THE REQUEST: Every record below should be printed exactly as given.

# # # # # # #

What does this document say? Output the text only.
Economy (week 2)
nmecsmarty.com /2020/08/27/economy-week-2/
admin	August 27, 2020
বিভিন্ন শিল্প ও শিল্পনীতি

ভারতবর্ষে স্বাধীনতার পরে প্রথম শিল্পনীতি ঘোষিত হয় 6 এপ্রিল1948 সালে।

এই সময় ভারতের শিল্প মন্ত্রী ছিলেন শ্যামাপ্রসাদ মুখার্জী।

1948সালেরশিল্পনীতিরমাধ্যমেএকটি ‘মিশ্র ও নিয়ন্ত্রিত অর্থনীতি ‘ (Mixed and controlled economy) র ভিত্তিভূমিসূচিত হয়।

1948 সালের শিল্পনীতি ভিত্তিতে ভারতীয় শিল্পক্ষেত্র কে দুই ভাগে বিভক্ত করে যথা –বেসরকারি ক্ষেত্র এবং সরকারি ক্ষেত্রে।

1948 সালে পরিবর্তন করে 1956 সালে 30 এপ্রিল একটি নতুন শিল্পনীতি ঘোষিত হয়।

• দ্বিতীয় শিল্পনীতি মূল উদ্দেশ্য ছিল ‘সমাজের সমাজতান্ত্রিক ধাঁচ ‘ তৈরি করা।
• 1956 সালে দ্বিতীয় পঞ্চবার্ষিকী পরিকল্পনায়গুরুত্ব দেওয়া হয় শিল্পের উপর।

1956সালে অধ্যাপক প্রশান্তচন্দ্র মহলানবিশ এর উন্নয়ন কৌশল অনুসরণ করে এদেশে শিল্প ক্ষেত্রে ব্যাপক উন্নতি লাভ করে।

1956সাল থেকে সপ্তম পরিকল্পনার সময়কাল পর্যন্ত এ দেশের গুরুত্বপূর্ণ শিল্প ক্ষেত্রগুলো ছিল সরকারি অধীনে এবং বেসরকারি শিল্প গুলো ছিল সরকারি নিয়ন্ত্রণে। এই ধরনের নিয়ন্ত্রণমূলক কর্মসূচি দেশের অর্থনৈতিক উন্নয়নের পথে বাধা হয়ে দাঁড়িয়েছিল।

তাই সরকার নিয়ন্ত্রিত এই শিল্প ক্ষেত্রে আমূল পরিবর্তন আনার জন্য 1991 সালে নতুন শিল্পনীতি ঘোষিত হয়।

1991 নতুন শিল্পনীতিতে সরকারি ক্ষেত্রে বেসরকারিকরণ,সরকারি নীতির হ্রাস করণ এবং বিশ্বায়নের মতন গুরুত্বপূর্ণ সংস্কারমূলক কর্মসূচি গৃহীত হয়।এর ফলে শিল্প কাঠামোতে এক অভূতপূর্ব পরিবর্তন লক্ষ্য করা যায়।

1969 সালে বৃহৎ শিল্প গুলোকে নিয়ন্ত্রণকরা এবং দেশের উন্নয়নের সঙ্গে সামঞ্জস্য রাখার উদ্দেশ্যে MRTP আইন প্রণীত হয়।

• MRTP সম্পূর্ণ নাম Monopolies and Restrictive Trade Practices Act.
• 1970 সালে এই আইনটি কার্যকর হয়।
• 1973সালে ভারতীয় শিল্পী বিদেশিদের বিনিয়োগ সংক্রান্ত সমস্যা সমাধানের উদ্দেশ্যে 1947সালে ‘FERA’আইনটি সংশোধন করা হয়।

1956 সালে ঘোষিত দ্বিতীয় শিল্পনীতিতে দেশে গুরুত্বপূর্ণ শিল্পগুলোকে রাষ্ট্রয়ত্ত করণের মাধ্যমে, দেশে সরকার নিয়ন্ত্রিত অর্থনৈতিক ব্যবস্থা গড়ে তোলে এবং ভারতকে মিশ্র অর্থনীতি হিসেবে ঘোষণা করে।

# # # # # # #

WRITTEN SOLUTION:
What does this document say? Output the text only.
Economy (week 2)
nmecsmarty.com /2020/08/27/economy-week-2/
admin	August 27, 2020
বিভিন্ন শিল্প ও শিল্পনীতি

ভারতবর্ষে স্বাধীনতার পরে প্রথম শিল্পনীতি ঘোষিত হয় 6 এপ্রিল1948 সালে।

এই সময় ভারতের শিল্প মন্ত্রী ছিলেন শ্যামাপ্রসাদ মুখার্জী।

1948সালেরশিল্পনীতিরমাধ্যমেএকটি ‘মিশ্র ও নিয়ন্ত্রিত অর্থনীতি ‘ (Mixed and controlled economy) র ভিত্তিভূমিসূচিত হয়।

1948 সালের শিল্পনীতি ভিত্তিতে ভারতীয় শিল্পক্ষেত্র কে দুই ভাগে বিভক্ত করে যথা –বেসরকারি ক্ষেত্র এবং সরকারি ক্ষেত্রে।

1948 সালে পরিবর্তন করে 1956 সালে 30 এপ্রিল একটি নতুন শিল্পনীতি ঘোষিত হয়।

• দ্বিতীয় শিল্পনীতি মূল উদ্দেশ্য ছিল ‘সমাজের সমাজতান্ত্রিক ধাঁচ ‘ তৈরি করা।
• 1956 সালে দ্বিতীয় পঞ্চবার্ষিকী পরিকল্পনায়গুরুত্ব দেওয়া হয় শিল্পের উপর।

1956সালে অধ্যাপক প্রশান্তচন্দ্র মহলানবিশ এর উন্নয়ন কৌশল অনুসরণ করে এদেশে শিল্প ক্ষেত্রে ব্যাপক উন্নতি লাভ করে।

1956সাল থেকে সপ্তম পরিকল্পনার সময়কাল পর্যন্ত এ দেশের গুরুত্বপূর্ণ শিল্প ক্ষেত্রগুলো ছিল সরকারি অধীনে এবং বেসরকারি শিল্প গুলো ছিল সরকারি নিয়ন্ত্রণে। এই ধরনের নিয়ন্ত্রণমূলক কর্মসূচি দেশের অর্থনৈতিক উন্নয়নের পথে বাধা হয়ে দাঁড়িয়েছিল।

তাই সরকার নিয়ন্ত্রিত এই শিল্প ক্ষেত্রে আমূল পরিবর্তন আনার জন্য 1991 সালে নতুন শিল্পনীতি ঘোষিত হয়।

1991 নতুন শিল্পনীতিতে সরকারি ক্ষেত্রে বেসরকারিকরণ,সরকারি নীতির হ্রাস করণ এবং বিশ্বায়নের মতন গুরুত্বপূর্ণ সংস্কারমূলক কর্মসূচি গৃহীত হয়।এর ফলে শিল্প কাঠামোতে এক অভূতপূর্ব পরিবর্তন লক্ষ্য করা যায়।

1969 সালে বৃহৎ শিল্প গুলোকে নিয়ন্ত্রণকরা এবং দেশের উন্নয়নের সঙ্গে সামঞ্জস্য রাখার উদ্দেশ্যে MRTP আইন প্রণীত হয়।

• MRTP সম্পূর্ণ নাম Monopolies and Restrictive Trade Practices Act.
• 1970 সালে এই আইনটি কার্যকর হয়।
• 1973সালে ভারতীয় শিল্পী বিদেশিদের বিনিয়োগ সংক্রান্ত সমস্যা সমাধানের উদ্দেশ্যে 1947সালে ‘FERA’আইনটি সংশোধন করা হয়।

1956 সালে ঘোষিত দ্বিতীয় শিল্পনীতিতে দেশে গুরুত্বপূর্ণ শিল্পগুলোকে রাষ্ট্রয়ত্ত করণের মাধ্যমে, দেশে সরকার নিয়ন্ত্রিত অর্থনৈতিক ব্যবস্থা গড়ে তোলে এবং ভারতকে মিশ্র অর্থনীতি হিসেবে ঘোষণা করে।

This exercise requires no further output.